## Requirement:
Transcribe the listing exactly, leaving out every picture.

★ ★ ★ ★ ★ ★ ★

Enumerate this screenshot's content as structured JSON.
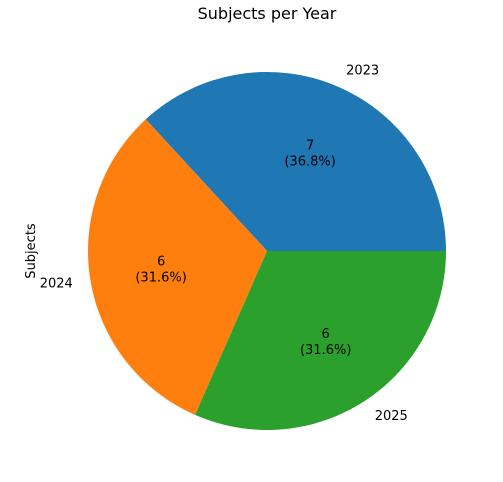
{
  "chart_data": {
    "type": "pie",
    "title": "Subjects per Year",
    "ylabel": "Subjects",
    "categories": [
      "2023",
      "2024",
      "2025"
    ],
    "values": [
      7,
      6,
      6
    ],
    "percent_labels": [
      "(36.8%)",
      "(31.6%)",
      "(31.6%)"
    ],
    "colors": [
      "#1f77b4",
      "#ff7f0e",
      "#2ca02c"
    ],
    "start_angle_deg": 0,
    "direction": "counterclockwise"
  }
}
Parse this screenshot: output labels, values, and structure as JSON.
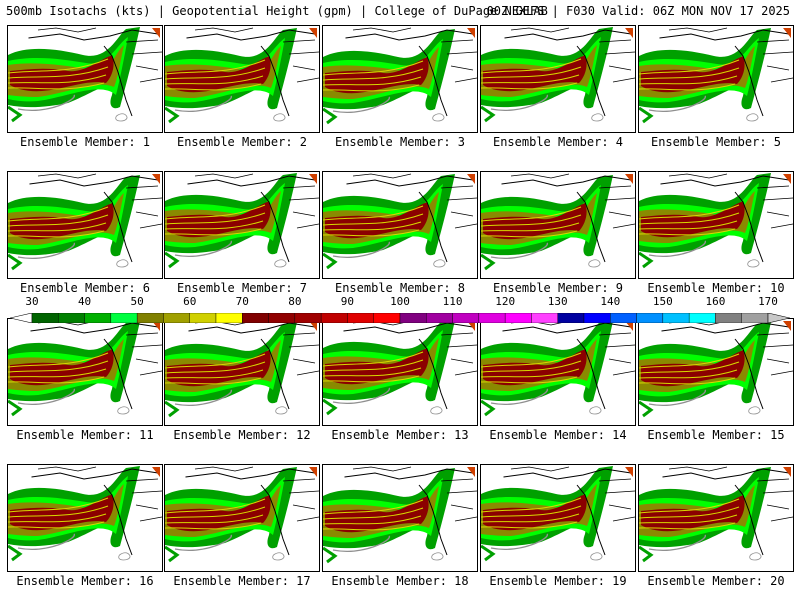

★ ★ ★ ★ ★ ★ ★

## Reply:
Enumerate this screenshot's content as structured JSON.
{
  "chart_data": {
    "type": "pie",
    "title": "Subjects per Year",
    "ylabel": "Subjects",
    "categories": [
      "2023",
      "2024",
      "2025"
    ],
    "values": [
      7,
      6,
      6
    ],
    "percent_labels": [
      "(36.8%)",
      "(31.6%)",
      "(31.6%)"
    ],
    "colors": [
      "#1f77b4",
      "#ff7f0e",
      "#2ca02c"
    ],
    "start_angle_deg": 0,
    "direction": "counterclockwise"
  }
}
Parse this screenshot: output labels, values, and structure as JSON.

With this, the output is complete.